Records to process:

□ □ □ □ □ □ □

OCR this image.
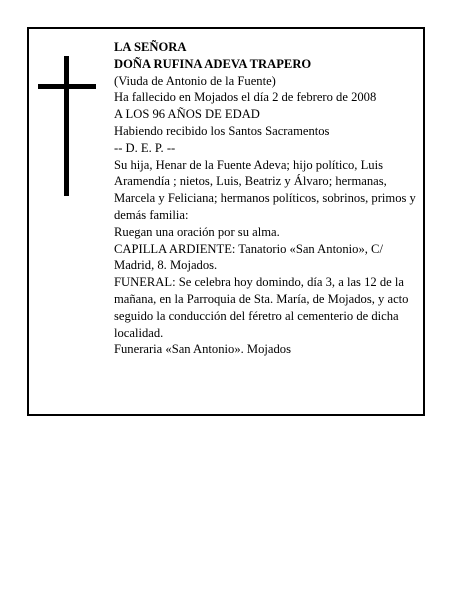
LA SEÑORA

DOÑA RUFINA ADEVA TRAPERO

(Viuda de Antonio de la Fuente)

Ha fallecido en Mojados el día 2 de febrero de 2008

A LOS 96 AÑOS DE EDAD

Habiendo recibido los Santos Sacramentos

-- D. E. P. --

Su hija, Henar de la Fuente Adeva; hijo político, Luis Aramendía ; nietos, Luis, Beatriz y Álvaro; hermanas, Marcela y Feliciana; hermanos políticos, sobrinos, primos y demás familia:

Ruegan una oración por su alma.

CAPILLA ARDIENTE: Tanatorio «San Antonio», C/ Madrid, 8. Mojados.

FUNERAL: Se celebra hoy domindo, día 3, a las 12 de la mañana, en la Parroquia de Sta. María, de Mojados, y acto seguido la conducción del féretro al cementerio de dicha localidad.

Funeraria «San Antonio». Mojados
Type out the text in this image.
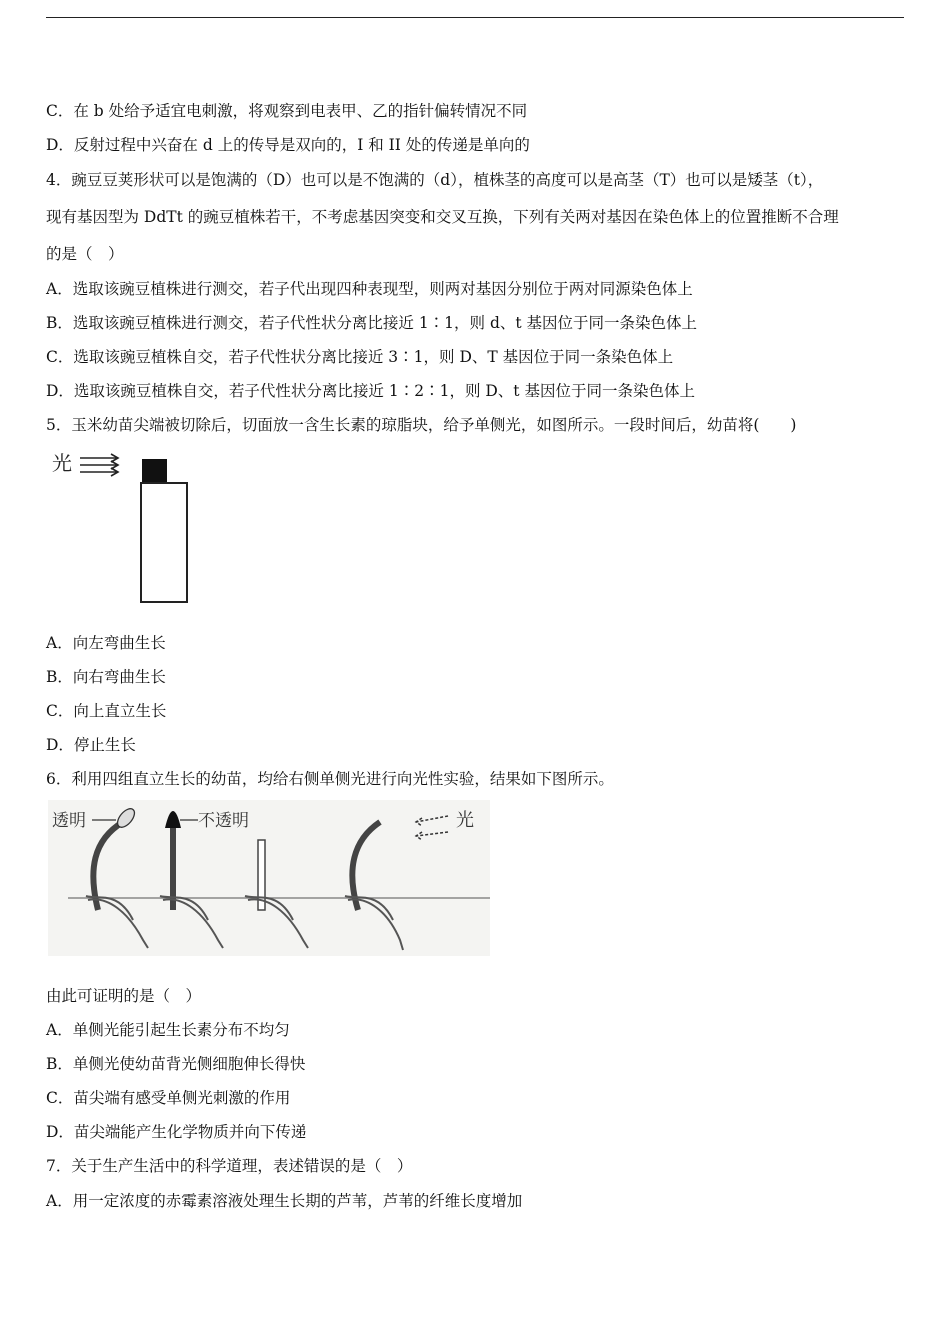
C．在 b 处给予适宜电刺激，将观察到电表甲、乙的指针偏转情况不同
D．反射过程中兴奋在 d 上的传导是双向的，I 和 II 处的传递是单向的
4．豌豆豆荚形状可以是饱满的（D）也可以是不饱满的（d），植株茎的高度可以是高茎（T）也可以是矮茎（t），
现有基因型为 DdTt 的豌豆植株若干，不考虑基因突变和交叉互换，下列有关两对基因在染色体上的位置推断不合理
的是（　）
A．选取该豌豆植株进行测交，若子代出现四种表现型，则两对基因分别位于两对同源染色体上
B．选取该豌豆植株进行测交，若子代性状分离比接近 1∶1，则 d、t 基因位于同一条染色体上
C．选取该豌豆植株自交，若子代性状分离比接近 3∶1，则 D、T 基因位于同一条染色体上
D．选取该豌豆植株自交，若子代性状分离比接近 1∶2∶1，则 D、t 基因位于同一条染色体上
5．玉米幼苗尖端被切除后，切面放一含生长素的琼脂块，给予单侧光，如图所示。一段时间后，幼苗将(　　)
光
A．向左弯曲生长
B．向右弯曲生长
C．向上直立生长
D．停止生长
6．利用四组直立生长的幼苗，均给右侧单侧光进行向光性实验，结果如下图所示。
透明	不透明	光
由此可证明的是（　）
A．单侧光能引起生长素分布不均匀
B．单侧光使幼苗背光侧细胞伸长得快
C．苗尖端有感受单侧光刺激的作用
D．苗尖端能产生化学物质并向下传递
7．关于生产生活中的科学道理，表述错误的是（　）
A．用一定浓度的赤霉素溶液处理生长期的芦苇，芦苇的纤维长度增加
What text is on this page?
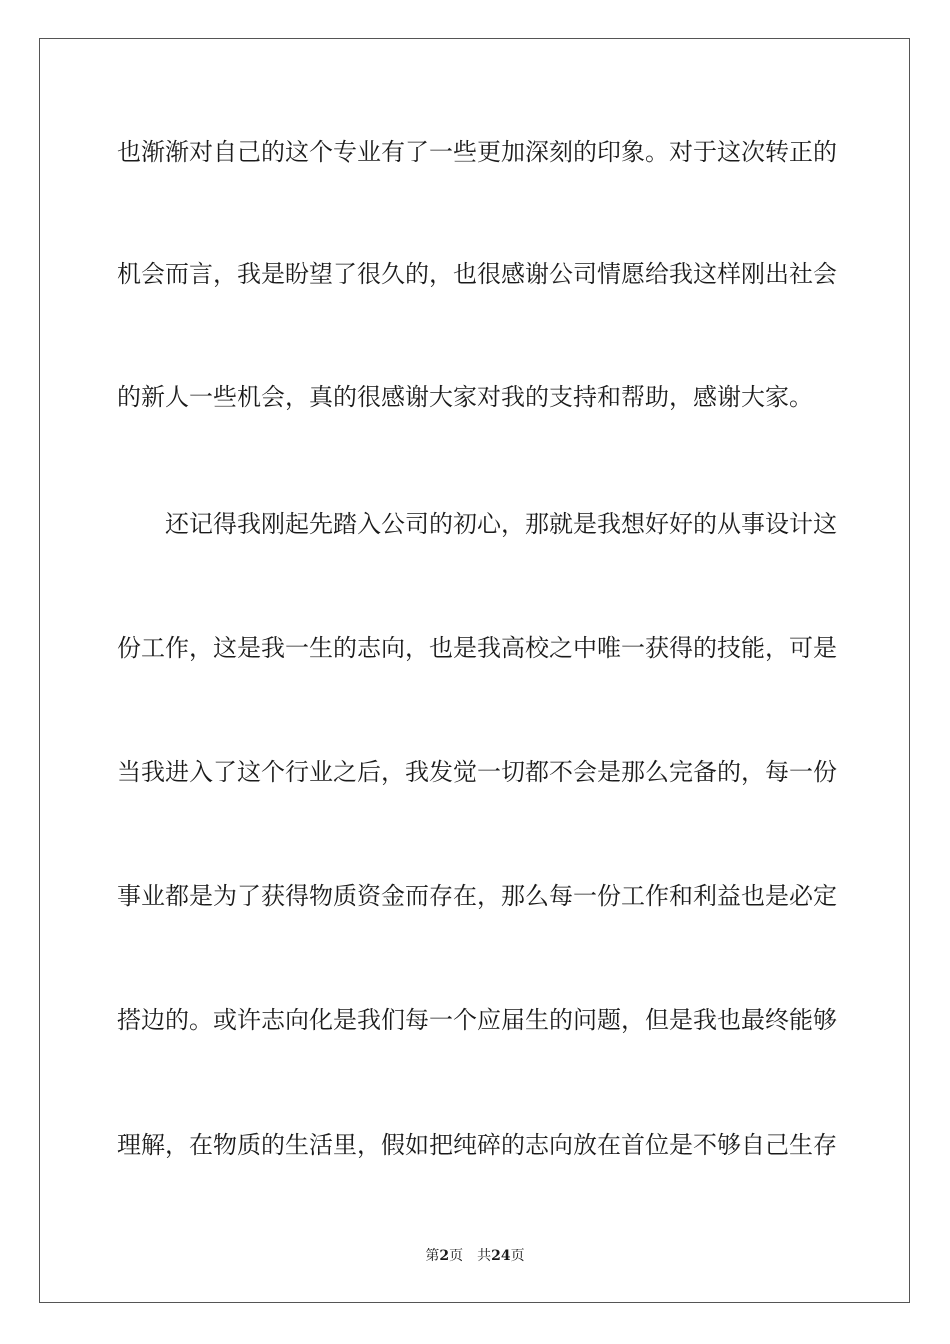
也渐渐对自己的这个专业有了一些更加深刻的印象。对于这次转正的
机会而言，我是盼望了很久的，也很感谢公司情愿给我这样刚出社会
的新人一些机会，真的很感谢大家对我的支持和帮助，感谢大家。
还记得我刚起先踏入公司的初心，那就是我想好好的从事设计这
份工作，这是我一生的志向，也是我高校之中唯一获得的技能，可是
当我进入了这个行业之后，我发觉一切都不会是那么完备的，每一份
事业都是为了获得物质资金而存在，那么每一份工作和利益也是必定
搭边的。或许志向化是我们每一个应届生的问题，但是我也最终能够
理解，在物质的生活里，假如把纯碎的志向放在首位是不够自己生存
第2页 共24页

□ □ □ □ □ □ □

Exercise aim:
Take the data above and repeat it exactly, leaving each picture out.

Answer in full:
OCR this image.
LA SEÑORA

DOÑA RUFINA ADEVA TRAPERO

(Viuda de Antonio de la Fuente)

Ha fallecido en Mojados el día 2 de febrero de 2008

A LOS 96 AÑOS DE EDAD

Habiendo recibido los Santos Sacramentos

-- D. E. P. --

Su hija, Henar de la Fuente Adeva; hijo político, Luis Aramendía ; nietos, Luis, Beatriz y Álvaro; hermanas, Marcela y Feliciana; hermanos políticos, sobrinos, primos y demás familia:

Ruegan una oración por su alma.

CAPILLA ARDIENTE: Tanatorio «San Antonio», C/ Madrid, 8. Mojados.

FUNERAL: Se celebra hoy domindo, día 3, a las 12 de la mañana, en la Parroquia de Sta. María, de Mojados, y acto seguido la conducción del féretro al cementerio de dicha localidad.

Funeraria «San Antonio». Mojados
Type out the text in this image.
C．在 b 处给予适宜电刺激，将观察到电表甲、乙的指针偏转情况不同
D．反射过程中兴奋在 d 上的传导是双向的，I 和 II 处的传递是单向的
4．豌豆豆荚形状可以是饱满的（D）也可以是不饱满的（d），植株茎的高度可以是高茎（T）也可以是矮茎（t），
现有基因型为 DdTt 的豌豆植株若干，不考虑基因突变和交叉互换，下列有关两对基因在染色体上的位置推断不合理
的是（　）
A．选取该豌豆植株进行测交，若子代出现四种表现型，则两对基因分别位于两对同源染色体上
B．选取该豌豆植株进行测交，若子代性状分离比接近 1∶1，则 d、t 基因位于同一条染色体上
C．选取该豌豆植株自交，若子代性状分离比接近 3∶1，则 D、T 基因位于同一条染色体上
D．选取该豌豆植株自交，若子代性状分离比接近 1∶2∶1，则 D、t 基因位于同一条染色体上
5．玉米幼苗尖端被切除后，切面放一含生长素的琼脂块，给予单侧光，如图所示。一段时间后，幼苗将(　　)
光
A．向左弯曲生长
B．向右弯曲生长
C．向上直立生长
D．停止生长
6．利用四组直立生长的幼苗，均给右侧单侧光进行向光性实验，结果如下图所示。
透明	不透明	光
由此可证明的是（　）
A．单侧光能引起生长素分布不均匀
B．单侧光使幼苗背光侧细胞伸长得快
C．苗尖端有感受单侧光刺激的作用
D．苗尖端能产生化学物质并向下传递
7．关于生产生活中的科学道理，表述错误的是（　）
A．用一定浓度的赤霉素溶液处理生长期的芦苇，芦苇的纤维长度增加
What text is on this page?
也渐渐对自己的这个专业有了一些更加深刻的印象。对于这次转正的
机会而言，我是盼望了很久的，也很感谢公司情愿给我这样刚出社会
的新人一些机会，真的很感谢大家对我的支持和帮助，感谢大家。
还记得我刚起先踏入公司的初心，那就是我想好好的从事设计这
份工作，这是我一生的志向，也是我高校之中唯一获得的技能，可是
当我进入了这个行业之后，我发觉一切都不会是那么完备的，每一份
事业都是为了获得物质资金而存在，那么每一份工作和利益也是必定
搭边的。或许志向化是我们每一个应届生的问题，但是我也最终能够
理解，在物质的生活里，假如把纯碎的志向放在首位是不够自己生存
第2页 共24页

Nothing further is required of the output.